--- DATA SHOWN ---

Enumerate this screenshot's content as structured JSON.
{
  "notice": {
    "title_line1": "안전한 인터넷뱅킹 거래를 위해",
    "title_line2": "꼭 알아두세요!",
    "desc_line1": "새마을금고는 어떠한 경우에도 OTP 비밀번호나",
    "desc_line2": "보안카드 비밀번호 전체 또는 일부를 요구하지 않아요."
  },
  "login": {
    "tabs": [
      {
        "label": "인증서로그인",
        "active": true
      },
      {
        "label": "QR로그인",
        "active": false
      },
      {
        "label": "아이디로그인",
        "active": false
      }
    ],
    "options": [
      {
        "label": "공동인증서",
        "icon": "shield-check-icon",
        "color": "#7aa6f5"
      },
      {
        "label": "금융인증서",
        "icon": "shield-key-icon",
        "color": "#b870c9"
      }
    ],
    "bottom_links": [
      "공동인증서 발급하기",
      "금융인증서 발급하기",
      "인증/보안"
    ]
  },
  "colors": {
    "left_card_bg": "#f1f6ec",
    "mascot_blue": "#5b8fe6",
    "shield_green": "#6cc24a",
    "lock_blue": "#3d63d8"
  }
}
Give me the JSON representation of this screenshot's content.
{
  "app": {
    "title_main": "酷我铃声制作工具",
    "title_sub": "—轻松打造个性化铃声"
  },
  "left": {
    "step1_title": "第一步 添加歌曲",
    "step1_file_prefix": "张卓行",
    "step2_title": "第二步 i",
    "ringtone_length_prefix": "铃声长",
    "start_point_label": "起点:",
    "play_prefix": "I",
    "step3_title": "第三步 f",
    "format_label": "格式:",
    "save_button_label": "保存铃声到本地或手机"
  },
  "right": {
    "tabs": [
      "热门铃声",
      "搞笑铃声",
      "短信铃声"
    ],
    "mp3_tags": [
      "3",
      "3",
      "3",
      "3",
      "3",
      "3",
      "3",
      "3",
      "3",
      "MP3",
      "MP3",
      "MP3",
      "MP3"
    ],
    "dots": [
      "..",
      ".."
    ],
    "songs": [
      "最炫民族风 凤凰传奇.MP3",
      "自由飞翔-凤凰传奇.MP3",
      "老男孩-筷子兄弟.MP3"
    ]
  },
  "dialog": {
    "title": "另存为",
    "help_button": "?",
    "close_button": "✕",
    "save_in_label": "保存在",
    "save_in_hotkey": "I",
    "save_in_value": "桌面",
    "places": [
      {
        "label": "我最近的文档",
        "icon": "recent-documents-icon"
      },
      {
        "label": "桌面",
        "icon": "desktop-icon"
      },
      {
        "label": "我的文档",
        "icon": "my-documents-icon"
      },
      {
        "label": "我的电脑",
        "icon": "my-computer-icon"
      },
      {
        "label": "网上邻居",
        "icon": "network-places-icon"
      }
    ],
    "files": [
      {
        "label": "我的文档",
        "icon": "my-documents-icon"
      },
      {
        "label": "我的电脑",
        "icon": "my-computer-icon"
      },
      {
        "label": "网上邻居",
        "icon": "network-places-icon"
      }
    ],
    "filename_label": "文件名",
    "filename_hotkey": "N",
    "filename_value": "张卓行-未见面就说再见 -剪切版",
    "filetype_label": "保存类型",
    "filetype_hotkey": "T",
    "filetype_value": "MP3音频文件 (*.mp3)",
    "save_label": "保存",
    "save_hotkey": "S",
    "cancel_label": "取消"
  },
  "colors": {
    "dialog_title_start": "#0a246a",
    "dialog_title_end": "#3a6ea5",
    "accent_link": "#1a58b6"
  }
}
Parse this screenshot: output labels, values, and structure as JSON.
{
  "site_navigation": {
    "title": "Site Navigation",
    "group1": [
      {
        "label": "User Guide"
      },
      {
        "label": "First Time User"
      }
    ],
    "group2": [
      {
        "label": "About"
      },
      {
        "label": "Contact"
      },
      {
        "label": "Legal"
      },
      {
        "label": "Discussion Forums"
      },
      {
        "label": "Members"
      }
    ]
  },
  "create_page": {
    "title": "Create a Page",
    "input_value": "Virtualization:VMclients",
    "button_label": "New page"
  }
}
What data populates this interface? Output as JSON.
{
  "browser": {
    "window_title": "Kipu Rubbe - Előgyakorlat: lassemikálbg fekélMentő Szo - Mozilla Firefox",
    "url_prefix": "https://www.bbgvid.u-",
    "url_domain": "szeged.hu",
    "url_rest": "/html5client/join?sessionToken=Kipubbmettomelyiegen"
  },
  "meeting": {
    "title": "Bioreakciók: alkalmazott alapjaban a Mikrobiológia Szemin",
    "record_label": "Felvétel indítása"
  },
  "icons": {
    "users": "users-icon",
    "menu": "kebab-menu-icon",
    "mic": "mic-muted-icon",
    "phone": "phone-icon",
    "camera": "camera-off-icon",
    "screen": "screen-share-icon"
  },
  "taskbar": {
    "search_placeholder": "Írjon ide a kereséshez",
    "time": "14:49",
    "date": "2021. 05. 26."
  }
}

---

WHAT YOU HAVE TO DO :: Can you give every line above again, exactly as written?

SOLUTION TO THIS TASK ::
Enumerate this screenshot's content as structured JSON.
{
  "notice": {
    "title_line1": "안전한 인터넷뱅킹 거래를 위해",
    "title_line2": "꼭 알아두세요!",
    "desc_line1": "새마을금고는 어떠한 경우에도 OTP 비밀번호나",
    "desc_line2": "보안카드 비밀번호 전체 또는 일부를 요구하지 않아요."
  },
  "login": {
    "tabs": [
      {
        "label": "인증서로그인",
        "active": true
      },
      {
        "label": "QR로그인",
        "active": false
      },
      {
        "label": "아이디로그인",
        "active": false
      }
    ],
    "options": [
      {
        "label": "공동인증서",
        "icon": "shield-check-icon",
        "color": "#7aa6f5"
      },
      {
        "label": "금융인증서",
        "icon": "shield-key-icon",
        "color": "#b870c9"
      }
    ],
    "bottom_links": [
      "공동인증서 발급하기",
      "금융인증서 발급하기",
      "인증/보안"
    ]
  },
  "colors": {
    "left_card_bg": "#f1f6ec",
    "mascot_blue": "#5b8fe6",
    "shield_green": "#6cc24a",
    "lock_blue": "#3d63d8"
  }
}
Give me the JSON representation of this screenshot's content.
{
  "app": {
    "title_main": "酷我铃声制作工具",
    "title_sub": "—轻松打造个性化铃声"
  },
  "left": {
    "step1_title": "第一步 添加歌曲",
    "step1_file_prefix": "张卓行",
    "step2_title": "第二步 i",
    "ringtone_length_prefix": "铃声长",
    "start_point_label": "起点:",
    "play_prefix": "I",
    "step3_title": "第三步 f",
    "format_label": "格式:",
    "save_button_label": "保存铃声到本地或手机"
  },
  "right": {
    "tabs": [
      "热门铃声",
      "搞笑铃声",
      "短信铃声"
    ],
    "mp3_tags": [
      "3",
      "3",
      "3",
      "3",
      "3",
      "3",
      "3",
      "3",
      "3",
      "MP3",
      "MP3",
      "MP3",
      "MP3"
    ],
    "dots": [
      "..",
      ".."
    ],
    "songs": [
      "最炫民族风 凤凰传奇.MP3",
      "自由飞翔-凤凰传奇.MP3",
      "老男孩-筷子兄弟.MP3"
    ]
  },
  "dialog": {
    "title": "另存为",
    "help_button": "?",
    "close_button": "✕",
    "save_in_label": "保存在",
    "save_in_hotkey": "I",
    "save_in_value": "桌面",
    "places": [
      {
        "label": "我最近的文档",
        "icon": "recent-documents-icon"
      },
      {
        "label": "桌面",
        "icon": "desktop-icon"
      },
      {
        "label": "我的文档",
        "icon": "my-documents-icon"
      },
      {
        "label": "我的电脑",
        "icon": "my-computer-icon"
      },
      {
        "label": "网上邻居",
        "icon": "network-places-icon"
      }
    ],
    "files": [
      {
        "label": "我的文档",
        "icon": "my-documents-icon"
      },
      {
        "label": "我的电脑",
        "icon": "my-computer-icon"
      },
      {
        "label": "网上邻居",
        "icon": "network-places-icon"
      }
    ],
    "filename_label": "文件名",
    "filename_hotkey": "N",
    "filename_value": "张卓行-未见面就说再见 -剪切版",
    "filetype_label": "保存类型",
    "filetype_hotkey": "T",
    "filetype_value": "MP3音频文件 (*.mp3)",
    "save_label": "保存",
    "save_hotkey": "S",
    "cancel_label": "取消"
  },
  "colors": {
    "dialog_title_start": "#0a246a",
    "dialog_title_end": "#3a6ea5",
    "accent_link": "#1a58b6"
  }
}
Parse this screenshot: output labels, values, and structure as JSON.
{
  "site_navigation": {
    "title": "Site Navigation",
    "group1": [
      {
        "label": "User Guide"
      },
      {
        "label": "First Time User"
      }
    ],
    "group2": [
      {
        "label": "About"
      },
      {
        "label": "Contact"
      },
      {
        "label": "Legal"
      },
      {
        "label": "Discussion Forums"
      },
      {
        "label": "Members"
      }
    ]
  },
  "create_page": {
    "title": "Create a Page",
    "input_value": "Virtualization:VMclients",
    "button_label": "New page"
  }
}
What data populates this interface? Output as JSON.
{
  "browser": {
    "window_title": "Kipu Rubbe - Előgyakorlat: lassemikálbg fekélMentő Szo - Mozilla Firefox",
    "url_prefix": "https://www.bbgvid.u-",
    "url_domain": "szeged.hu",
    "url_rest": "/html5client/join?sessionToken=Kipubbmettomelyiegen"
  },
  "meeting": {
    "title": "Bioreakciók: alkalmazott alapjaban a Mikrobiológia Szemin",
    "record_label": "Felvétel indítása"
  },
  "icons": {
    "users": "users-icon",
    "menu": "kebab-menu-icon",
    "mic": "mic-muted-icon",
    "phone": "phone-icon",
    "camera": "camera-off-icon",
    "screen": "screen-share-icon"
  },
  "taskbar": {
    "search_placeholder": "Írjon ide a kereséshez",
    "time": "14:49",
    "date": "2021. 05. 26."
  }
}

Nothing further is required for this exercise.